╭─ Text provided

When reading about this news I could not believe it since who would just give so much money for any new currency user without any other additional requirement. But just to be completely sure I called the Spurt director and had a Skype chat with her. She confirmed this fact but also expressed worry that this offer could attract many greedy people who will not understand the value of Spurt and how to directly use it to do business without need of being convertible at all. She wanted me to promote Spurt in such a way to firstly explain all other benefits of using Spurt and only when they see the value in it shall I also inform them about additional bonus in form of prepaid debit card. I think that requirement then triggered a massive polarity backchat within me where I wanted to tell the whole word about how they can generate 950 EUR profit by investing only 50 EUR however they would before that need to firstly become excited about the sole value and usability of Spurt. And the challenge is also how to persuade others to open their Spurt account without being able to tell any kind of date when Spurt will become exchangeable and when exactly debit cards will be available.

╰─

■ Directive 1
From the listing, copy word for word the stretch from the line containing "What elements are" through the line containing "x-axis-label: Legal Status", leaving out the pictures.
The passage and the listing come from unrelated sources.

╭─ Records provided

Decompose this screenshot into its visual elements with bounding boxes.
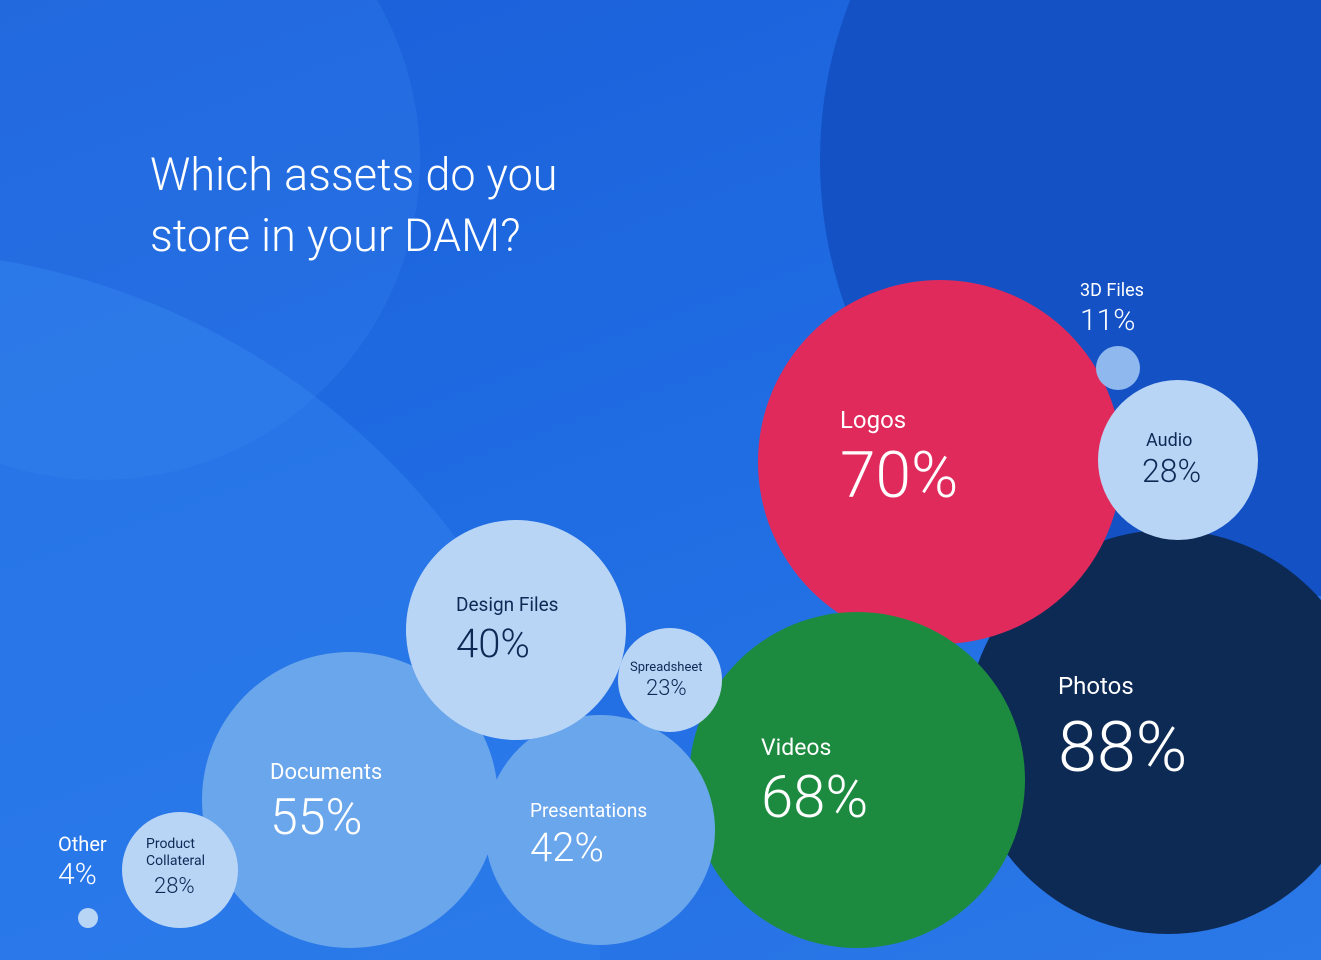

╰─
╭─ Records provided

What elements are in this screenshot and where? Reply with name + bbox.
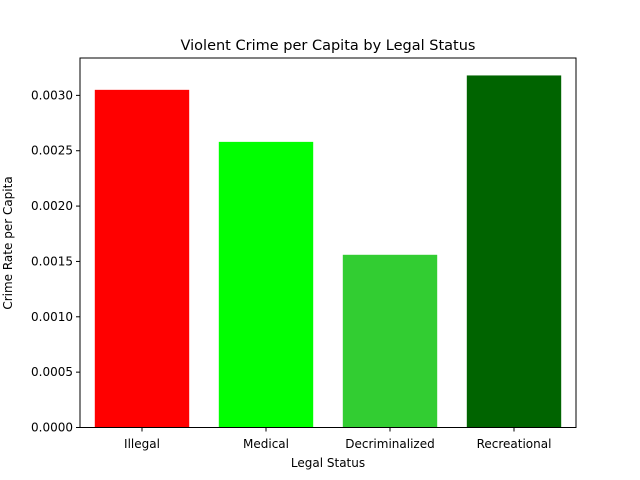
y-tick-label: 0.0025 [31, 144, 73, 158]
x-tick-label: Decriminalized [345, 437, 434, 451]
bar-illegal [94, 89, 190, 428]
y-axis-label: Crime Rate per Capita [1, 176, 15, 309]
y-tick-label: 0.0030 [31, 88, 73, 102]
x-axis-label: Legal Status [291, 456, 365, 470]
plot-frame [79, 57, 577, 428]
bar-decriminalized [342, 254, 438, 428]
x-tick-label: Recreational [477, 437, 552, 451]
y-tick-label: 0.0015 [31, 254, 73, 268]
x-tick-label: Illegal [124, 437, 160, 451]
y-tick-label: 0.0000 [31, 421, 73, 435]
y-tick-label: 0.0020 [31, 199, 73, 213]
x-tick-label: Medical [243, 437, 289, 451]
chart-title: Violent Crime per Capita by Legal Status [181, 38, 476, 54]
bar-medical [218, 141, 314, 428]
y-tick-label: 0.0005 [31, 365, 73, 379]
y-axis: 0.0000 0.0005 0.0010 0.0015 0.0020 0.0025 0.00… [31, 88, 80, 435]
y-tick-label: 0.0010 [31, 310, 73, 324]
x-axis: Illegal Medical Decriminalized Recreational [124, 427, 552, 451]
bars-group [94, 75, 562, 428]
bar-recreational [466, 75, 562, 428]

╰─

■ Directive 2
Carry on the account of promoting Spurt from the point where it ends.

■ Output 1
What elements are in this screenshot and where? Reply with name + bbox.
y-tick-label: 0.0025 [31, 144, 73, 158]
x-tick-label: Decriminalized [345, 437, 434, 451]
bar-illegal [94, 89, 190, 428]
y-axis-label: Crime Rate per Capita [1, 176, 15, 309]
y-tick-label: 0.0030 [31, 88, 73, 102]
x-axis-label: Legal Status [291, 456, 365, 470]

■ Output 2
The polarity backchat in my mind that triggered was thus about where on the one hand I accessed feelings like joy, excitement, cheerful, hopeful, creative, daring, fascinated, stimulated and optimistic and on the other hand I was experiencing emotions like scared, helpless, anxious, bewildered, insignificant, inadequate, embarrassed and overwhelmed. Because one downside of all this is that some people have already behaved nasty and have been frequently sending me messages asking about when Spurt will become convertible. And the other point is that I wish for everyone to be informed about this opportunity in order to profit at least 950 EUR but due to limited time and capacity I will be able to reach only several thousand people among 7 billion humans on this planet. In regards to that fact I have created a believe that I will be personally responsible for lose of profit for everyone that I will not succeed to inform and effectively convince to open their Spurt account by March 31st 2017. So I have become happy about the good news however thinking about how to deliver and perform to achieve desired outcome created overwhelming self-criticism related to perfectionism.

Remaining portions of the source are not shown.